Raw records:
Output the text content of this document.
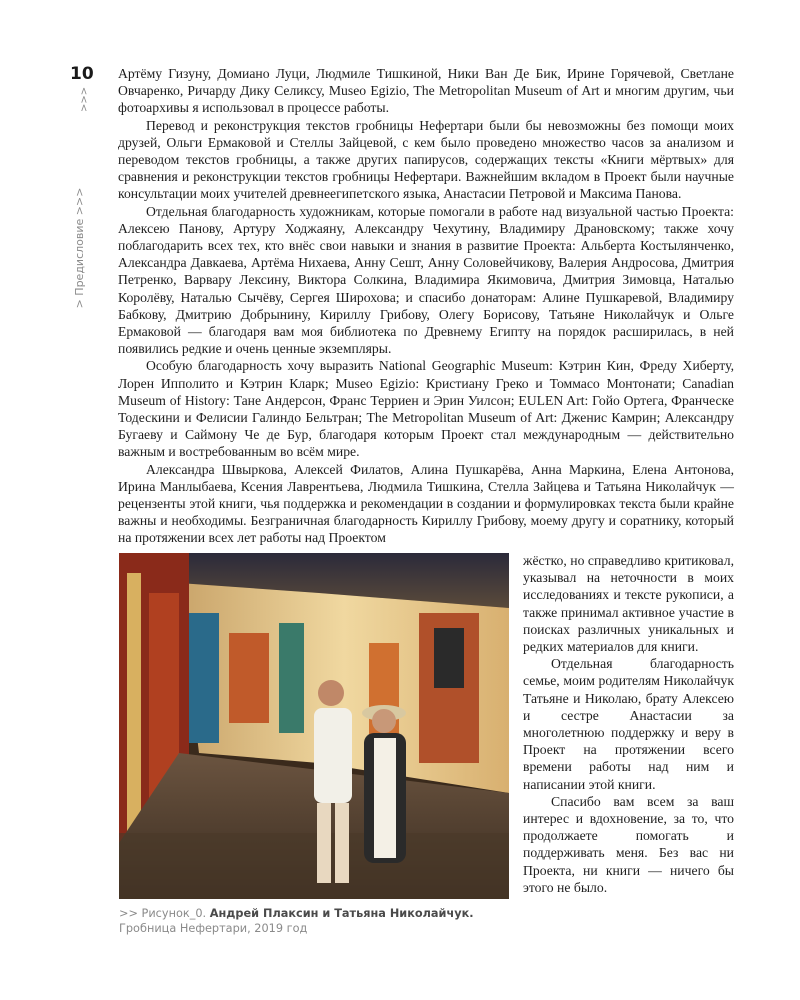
10
>>>
> Предисловие >>>

Артёму Гизуну, Домиано Луци, Людмиле Тишкиной, Ники Ван Де Бик, Ирине Горячевой, Светлане Овчаренко, Ричарду Дику Селиксу, Museo Egizio, The Metropolitan Museum of Art и многим другим, чьи фотоархивы я использовал в процессе работы.

Перевод и реконструкция текстов гробницы Нефертари были бы невозможны без помощи моих друзей, Ольги Ермаковой и Стеллы Зайцевой, с кем было проведено множество часов за анализом и переводом текстов гробницы, а также других папирусов, содержащих тексты «Книги мёртвых» для сравнения и реконструкции текстов гробницы Нефертари. Важнейшим вкладом в Проект были научные консультации моих учителей древнеегипетского языка, Анастасии Петровой и Максима Панова.

Отдельная благодарность художникам, которые помогали в работе над визуальной частью Проекта: Алексею Панову, Артуру Ходжаяну, Александру Чехутину, Владимиру Драновскому; также хочу поблагодарить всех тех, кто внёс свои навыки и знания в развитие Проекта: Альберта Костылянченко, Александра Давкаева, Артёма Нихаева, Анну Сешт, Анну Соловейчикову, Валерия Андросова, Дмитрия Петренко, Варвару Лексину, Виктора Солкина, Владимира Якимовича, Дмитрия Зимовца, Наталью Королёву, Наталью Сычёву, Сергея Широхова; и спасибо донаторам: Алине Пушкаревой, Владимиру Бабкову, Дмитрию Добрынину, Кириллу Грибову, Олегу Борисову, Татьяне Николайчук и Ольге Ермаковой — благодаря вам моя библиотека по Древнему Египту на порядок расширилась, в ней появились редкие и очень ценные экземпляры.

Особую благодарность хочу выразить National Geographic Museum: Кэтрин Кин, Фреду Хиберту, Лорен Ипполито и Кэтрин Кларк; Museo Egizio: Кристиану Греко и Томмасо Монтонати; Canadian Museum of History: Тане Андерсон, Франс Терриен и Эрин Уилсон; EULEN Art: Гойо Ортега, Франческе Тодескини и Фелисии Галиндо Бельтран; The Metropolitan Museum of Art: Дженис Камрин; Александру Бугаеву и Саймону Че де Бур, благодаря которым Проект стал международным — действительно важным и востребованным во всём мире.

Александра Швыркова, Алексей Филатов, Алина Пушкарёва, Анна Маркина, Елена Антонова, Ирина Манлыбаева, Ксения Лаврентьева, Людмила Тишкина, Стелла Зайцева и Татьяна Николайчук — рецензенты этой книги, чья поддержка и рекомендации в создании и формулировках текста были крайне важны и необходимы. Безграничная благодарность Кириллу Грибову, моему другу и соратнику, который на протяжении всех лет работы над Проектом

жёстко, но справедливо критиковал, указывал на неточности в моих исследованиях и тексте рукописи, а также принимал активное участие в поисках различных уникальных и редких материалов для книги.

Отдельная благодарность семье, моим родителям Николайчук Татьяне и Николаю, брату Алексею и сестре Анастасии за многолетнюю поддержку и веру в Проект на протяжении всего времени работы над ним и написании этой книги.

Спасибо вам всем за ваш интерес и вдохновение, за то, что продолжаете помогать и поддерживать меня. Без вас ни Проекта, ни книги — ничего бы этого не было.

>> Рисунок_0. Андрей Плаксин и Татьяна Николайчук.
Гробница Нефертари, 2019 год
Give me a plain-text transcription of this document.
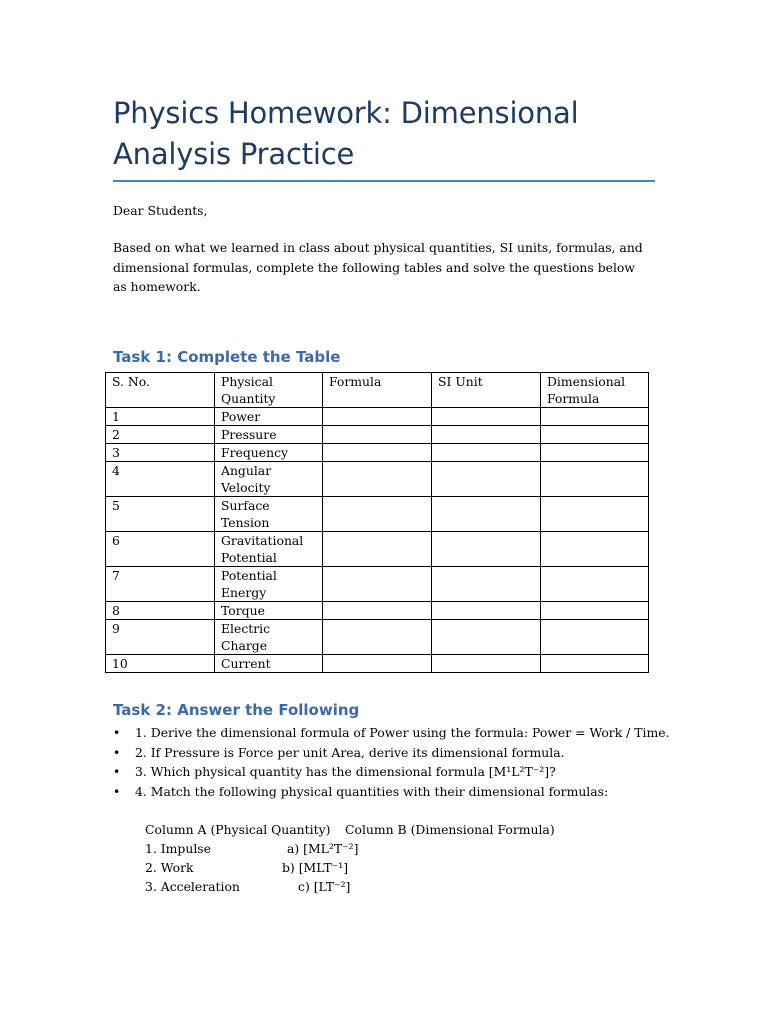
Physics Homework: Dimensional Analysis Practice

Dear Students,

Based on what we learned in class about physical quantities, SI units, formulas, and dimensional formulas, complete the following tables and solve the questions below as homework.

Task 1: Complete the Table
S. No.	Physical Quantity	Formula	SI Unit	Dimensional Formula
1	Power			
2	Pressure			
3	Frequency			
4	Angular Velocity			
5	Surface Tension			
6	Gravitational Potential			
7	Potential Energy			
8	Torque			
9	Electric Charge			
10	Current			
Task 2: Answer the Following
• 1. Derive the dimensional formula of Power using the formula: Power = Work / Time.
• 2. If Pressure is Force per unit Area, derive its dimensional formula.
• 3. Which physical quantity has the dimensional formula [M¹L²T⁻²]?
• 4. Match the following physical quantities with their dimensional formulas:
Column A (Physical Quantity) Column B (Dimensional Formula)
1. Impulse	a) [ML²T⁻²]
2. Work	b) [MLT⁻¹]
3. Acceleration	c) [LT⁻²]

**Problem details**
Print out the material word for word, omitting the pictures.

**Exercise output**
Output the text content of this document.
10
>>>
> Предисловие >>>

Артёму Гизуну, Домиано Луци, Людмиле Тишкиной, Ники Ван Де Бик, Ирине Горячевой, Светлане Овчаренко, Ричарду Дику Селиксу, Museo Egizio, The Metropolitan Museum of Art и многим другим, чьи фотоархивы я использовал в процессе работы.

Перевод и реконструкция текстов гробницы Нефертари были бы невозможны без помощи моих друзей, Ольги Ермаковой и Стеллы Зайцевой, с кем было проведено множество часов за анализом и переводом текстов гробницы, а также других папирусов, содержащих тексты «Книги мёртвых» для сравнения и реконструкции текстов гробницы Нефертари. Важнейшим вкладом в Проект были научные консультации моих учителей древнеегипетского языка, Анастасии Петровой и Максима Панова.

Отдельная благодарность художникам, которые помогали в работе над визуальной частью Проекта: Алексею Панову, Артуру Ходжаяну, Александру Чехутину, Владимиру Драновскому; также хочу поблагодарить всех тех, кто внёс свои навыки и знания в развитие Проекта: Альберта Костылянченко, Александра Давкаева, Артёма Нихаева, Анну Сешт, Анну Соловейчикову, Валерия Андросова, Дмитрия Петренко, Варвару Лексину, Виктора Солкина, Владимира Якимовича, Дмитрия Зимовца, Наталью Королёву, Наталью Сычёву, Сергея Широхова; и спасибо донаторам: Алине Пушкаревой, Владимиру Бабкову, Дмитрию Добрынину, Кириллу Грибову, Олегу Борисову, Татьяне Николайчук и Ольге Ермаковой — благодаря вам моя библиотека по Древнему Египту на порядок расширилась, в ней появились редкие и очень ценные экземпляры.

Особую благодарность хочу выразить National Geographic Museum: Кэтрин Кин, Фреду Хиберту, Лорен Ипполито и Кэтрин Кларк; Museo Egizio: Кристиану Греко и Томмасо Монтонати; Canadian Museum of History: Тане Андерсон, Франс Терриен и Эрин Уилсон; EULEN Art: Гойо Ортега, Франческе Тодескини и Фелисии Галиндо Бельтран; The Metropolitan Museum of Art: Дженис Камрин; Александру Бугаеву и Саймону Че де Бур, благодаря которым Проект стал международным — действительно важным и востребованным во всём мире.

Александра Швыркова, Алексей Филатов, Алина Пушкарёва, Анна Маркина, Елена Антонова, Ирина Манлыбаева, Ксения Лаврентьева, Людмила Тишкина, Стелла Зайцева и Татьяна Николайчук — рецензенты этой книги, чья поддержка и рекомендации в создании и формулировках текста были крайне важны и необходимы. Безграничная благодарность Кириллу Грибову, моему другу и соратнику, который на протяжении всех лет работы над Проектом

жёстко, но справедливо критиковал, указывал на неточности в моих исследованиях и тексте рукописи, а также принимал активное участие в поисках различных уникальных и редких материалов для книги.

Отдельная благодарность семье, моим родителям Николайчук Татьяне и Николаю, брату Алексею и сестре Анастасии за многолетнюю поддержку и веру в Проект на протяжении всего времени работы над ним и написании этой книги.

Спасибо вам всем за ваш интерес и вдохновение, за то, что продолжаете помогать и поддерживать меня. Без вас ни Проекта, ни книги — ничего бы этого не было.

>> Рисунок_0. Андрей Плаксин и Татьяна Николайчук.
Гробница Нефертари, 2019 год
Give me a plain-text transcription of this document.
Physics Homework: Dimensional Analysis Practice

Dear Students,

Based on what we learned in class about physical quantities, SI units, formulas, and dimensional formulas, complete the following tables and solve the questions below as homework.

Task 1: Complete the Table
S. No.	Physical Quantity	Formula	SI Unit	Dimensional Formula
1	Power			
2	Pressure			
3	Frequency			
4	Angular Velocity			
5	Surface Tension			
6	Gravitational Potential			
7	Potential Energy			
8	Torque			
9	Electric Charge			
10	Current			
Task 2: Answer the Following
• 1. Derive the dimensional formula of Power using the formula: Power = Work / Time.
• 2. If Pressure is Force per unit Area, derive its dimensional formula.
• 3. Which physical quantity has the dimensional formula [M¹L²T⁻²]?
• 4. Match the following physical quantities with their dimensional formulas:
Column A (Physical Quantity) Column B (Dimensional Formula)
1. Impulse	a) [ML²T⁻²]
2. Work	b) [MLT⁻¹]
3. Acceleration	c) [LT⁻²]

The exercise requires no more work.